### Your task
Reproduce the data in its entirety, exactly as supplied.

### Supplied data
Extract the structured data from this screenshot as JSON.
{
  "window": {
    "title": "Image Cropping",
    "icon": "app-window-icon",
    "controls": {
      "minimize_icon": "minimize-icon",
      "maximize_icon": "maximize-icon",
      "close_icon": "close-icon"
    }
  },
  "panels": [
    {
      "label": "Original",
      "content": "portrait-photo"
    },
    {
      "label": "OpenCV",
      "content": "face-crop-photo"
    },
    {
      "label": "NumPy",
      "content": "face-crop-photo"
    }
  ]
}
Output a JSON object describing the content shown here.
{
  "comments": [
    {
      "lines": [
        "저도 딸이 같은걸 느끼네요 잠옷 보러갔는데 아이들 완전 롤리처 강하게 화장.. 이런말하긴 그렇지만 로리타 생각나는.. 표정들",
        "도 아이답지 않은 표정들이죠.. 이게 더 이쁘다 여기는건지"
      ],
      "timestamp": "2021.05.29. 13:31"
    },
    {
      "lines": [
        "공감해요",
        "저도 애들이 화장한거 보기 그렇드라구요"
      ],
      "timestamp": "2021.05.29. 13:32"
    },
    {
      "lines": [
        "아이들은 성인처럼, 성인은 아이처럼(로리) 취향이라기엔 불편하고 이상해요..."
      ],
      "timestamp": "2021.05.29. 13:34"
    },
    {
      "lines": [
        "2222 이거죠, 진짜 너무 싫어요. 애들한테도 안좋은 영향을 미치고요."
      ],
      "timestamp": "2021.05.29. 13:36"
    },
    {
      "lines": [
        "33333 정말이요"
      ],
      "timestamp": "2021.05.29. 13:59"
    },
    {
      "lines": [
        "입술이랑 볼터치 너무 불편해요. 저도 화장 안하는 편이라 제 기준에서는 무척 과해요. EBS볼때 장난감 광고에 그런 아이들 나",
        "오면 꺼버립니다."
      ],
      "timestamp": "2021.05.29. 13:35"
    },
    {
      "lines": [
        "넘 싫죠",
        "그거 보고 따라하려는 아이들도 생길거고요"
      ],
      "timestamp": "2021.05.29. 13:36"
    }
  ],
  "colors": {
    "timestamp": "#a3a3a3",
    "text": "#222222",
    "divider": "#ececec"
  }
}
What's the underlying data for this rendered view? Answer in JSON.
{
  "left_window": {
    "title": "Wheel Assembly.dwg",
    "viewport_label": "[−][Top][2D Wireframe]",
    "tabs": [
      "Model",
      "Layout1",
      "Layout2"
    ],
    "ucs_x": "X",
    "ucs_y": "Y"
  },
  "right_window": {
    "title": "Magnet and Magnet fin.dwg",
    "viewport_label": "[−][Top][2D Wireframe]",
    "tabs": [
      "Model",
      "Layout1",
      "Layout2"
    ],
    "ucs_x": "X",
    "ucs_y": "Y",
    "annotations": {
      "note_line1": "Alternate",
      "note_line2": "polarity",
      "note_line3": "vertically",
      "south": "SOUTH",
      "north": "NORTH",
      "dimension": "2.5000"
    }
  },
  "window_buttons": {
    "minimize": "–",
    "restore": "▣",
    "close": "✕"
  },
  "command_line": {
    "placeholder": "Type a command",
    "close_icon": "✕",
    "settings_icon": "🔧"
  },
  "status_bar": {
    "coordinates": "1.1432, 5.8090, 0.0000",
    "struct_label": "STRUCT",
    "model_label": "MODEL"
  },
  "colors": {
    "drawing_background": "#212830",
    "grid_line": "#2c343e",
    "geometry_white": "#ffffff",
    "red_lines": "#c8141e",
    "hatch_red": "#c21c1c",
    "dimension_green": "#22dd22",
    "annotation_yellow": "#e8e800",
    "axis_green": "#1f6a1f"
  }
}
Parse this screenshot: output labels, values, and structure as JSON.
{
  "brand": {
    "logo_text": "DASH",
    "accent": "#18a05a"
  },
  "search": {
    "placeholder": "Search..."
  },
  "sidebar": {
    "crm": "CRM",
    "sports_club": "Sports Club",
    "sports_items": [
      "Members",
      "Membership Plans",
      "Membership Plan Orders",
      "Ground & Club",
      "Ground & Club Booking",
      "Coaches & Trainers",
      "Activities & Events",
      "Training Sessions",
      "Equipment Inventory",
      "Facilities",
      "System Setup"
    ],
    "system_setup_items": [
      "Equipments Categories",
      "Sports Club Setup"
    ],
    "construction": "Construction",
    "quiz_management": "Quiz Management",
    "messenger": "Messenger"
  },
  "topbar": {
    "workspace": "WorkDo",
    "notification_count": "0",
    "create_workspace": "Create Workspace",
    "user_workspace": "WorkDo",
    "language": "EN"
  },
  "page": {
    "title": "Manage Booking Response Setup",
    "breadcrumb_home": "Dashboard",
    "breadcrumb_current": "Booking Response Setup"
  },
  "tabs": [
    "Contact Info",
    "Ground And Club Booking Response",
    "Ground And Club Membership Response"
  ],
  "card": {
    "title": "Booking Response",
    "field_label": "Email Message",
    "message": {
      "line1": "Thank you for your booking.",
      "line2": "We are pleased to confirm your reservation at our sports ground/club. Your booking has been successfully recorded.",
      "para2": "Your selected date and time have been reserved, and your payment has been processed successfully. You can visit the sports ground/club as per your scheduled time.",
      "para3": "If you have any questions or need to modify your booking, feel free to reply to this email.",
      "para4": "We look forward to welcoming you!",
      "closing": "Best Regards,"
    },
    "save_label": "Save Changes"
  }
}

### Result of the exercise
Extract the structured data from this screenshot as JSON.
{
  "window": {
    "title": "Image Cropping",
    "icon": "app-window-icon",
    "controls": {
      "minimize_icon": "minimize-icon",
      "maximize_icon": "maximize-icon",
      "close_icon": "close-icon"
    }
  },
  "panels": [
    {
      "label": "Original",
      "content": "portrait-photo"
    },
    {
      "label": "OpenCV",
      "content": "face-crop-photo"
    },
    {
      "label": "NumPy",
      "content": "face-crop-photo"
    }
  ]
}
Output a JSON object describing the content shown here.
{
  "comments": [
    {
      "lines": [
        "저도 딸이 같은걸 느끼네요 잠옷 보러갔는데 아이들 완전 롤리처 강하게 화장.. 이런말하긴 그렇지만 로리타 생각나는.. 표정들",
        "도 아이답지 않은 표정들이죠.. 이게 더 이쁘다 여기는건지"
      ],
      "timestamp": "2021.05.29. 13:31"
    },
    {
      "lines": [
        "공감해요",
        "저도 애들이 화장한거 보기 그렇드라구요"
      ],
      "timestamp": "2021.05.29. 13:32"
    },
    {
      "lines": [
        "아이들은 성인처럼, 성인은 아이처럼(로리) 취향이라기엔 불편하고 이상해요..."
      ],
      "timestamp": "2021.05.29. 13:34"
    },
    {
      "lines": [
        "2222 이거죠, 진짜 너무 싫어요. 애들한테도 안좋은 영향을 미치고요."
      ],
      "timestamp": "2021.05.29. 13:36"
    },
    {
      "lines": [
        "33333 정말이요"
      ],
      "timestamp": "2021.05.29. 13:59"
    },
    {
      "lines": [
        "입술이랑 볼터치 너무 불편해요. 저도 화장 안하는 편이라 제 기준에서는 무척 과해요. EBS볼때 장난감 광고에 그런 아이들 나",
        "오면 꺼버립니다."
      ],
      "timestamp": "2021.05.29. 13:35"
    },
    {
      "lines": [
        "넘 싫죠",
        "그거 보고 따라하려는 아이들도 생길거고요"
      ],
      "timestamp": "2021.05.29. 13:36"
    }
  ],
  "colors": {
    "timestamp": "#a3a3a3",
    "text": "#222222",
    "divider": "#ececec"
  }
}
What's the underlying data for this rendered view? Answer in JSON.
{
  "left_window": {
    "title": "Wheel Assembly.dwg",
    "viewport_label": "[−][Top][2D Wireframe]",
    "tabs": [
      "Model",
      "Layout1",
      "Layout2"
    ],
    "ucs_x": "X",
    "ucs_y": "Y"
  },
  "right_window": {
    "title": "Magnet and Magnet fin.dwg",
    "viewport_label": "[−][Top][2D Wireframe]",
    "tabs": [
      "Model",
      "Layout1",
      "Layout2"
    ],
    "ucs_x": "X",
    "ucs_y": "Y",
    "annotations": {
      "note_line1": "Alternate",
      "note_line2": "polarity",
      "note_line3": "vertically",
      "south": "SOUTH",
      "north": "NORTH",
      "dimension": "2.5000"
    }
  },
  "window_buttons": {
    "minimize": "–",
    "restore": "▣",
    "close": "✕"
  },
  "command_line": {
    "placeholder": "Type a command",
    "close_icon": "✕",
    "settings_icon": "🔧"
  },
  "status_bar": {
    "coordinates": "1.1432, 5.8090, 0.0000",
    "struct_label": "STRUCT",
    "model_label": "MODEL"
  },
  "colors": {
    "drawing_background": "#212830",
    "grid_line": "#2c343e",
    "geometry_white": "#ffffff",
    "red_lines": "#c8141e",
    "hatch_red": "#c21c1c",
    "dimension_green": "#22dd22",
    "annotation_yellow": "#e8e800",
    "axis_green": "#1f6a1f"
  }
}
Parse this screenshot: output labels, values, and structure as JSON.
{
  "brand": {
    "logo_text": "DASH",
    "accent": "#18a05a"
  },
  "search": {
    "placeholder": "Search..."
  },
  "sidebar": {
    "crm": "CRM",
    "sports_club": "Sports Club",
    "sports_items": [
      "Members",
      "Membership Plans",
      "Membership Plan Orders",
      "Ground & Club",
      "Ground & Club Booking",
      "Coaches & Trainers",
      "Activities & Events",
      "Training Sessions",
      "Equipment Inventory",
      "Facilities",
      "System Setup"
    ],
    "system_setup_items": [
      "Equipments Categories",
      "Sports Club Setup"
    ],
    "construction": "Construction",
    "quiz_management": "Quiz Management",
    "messenger": "Messenger"
  },
  "topbar": {
    "workspace": "WorkDo",
    "notification_count": "0",
    "create_workspace": "Create Workspace",
    "user_workspace": "WorkDo",
    "language": "EN"
  },
  "page": {
    "title": "Manage Booking Response Setup",
    "breadcrumb_home": "Dashboard",
    "breadcrumb_current": "Booking Response Setup"
  },
  "tabs": [
    "Contact Info",
    "Ground And Club Booking Response",
    "Ground And Club Membership Response"
  ],
  "card": {
    "title": "Booking Response",
    "field_label": "Email Message",
    "message": {
      "line1": "Thank you for your booking.",
      "line2": "We are pleased to confirm your reservation at our sports ground/club. Your booking has been successfully recorded.",
      "para2": "Your selected date and time have been reserved, and your payment has been processed successfully. You can visit the sports ground/club as per your scheduled time.",
      "para3": "If you have any questions or need to modify your booking, feel free to reply to this email.",
      "para4": "We look forward to welcoming you!",
      "closing": "Best Regards,"
    },
    "save_label": "Save Changes"
  }
}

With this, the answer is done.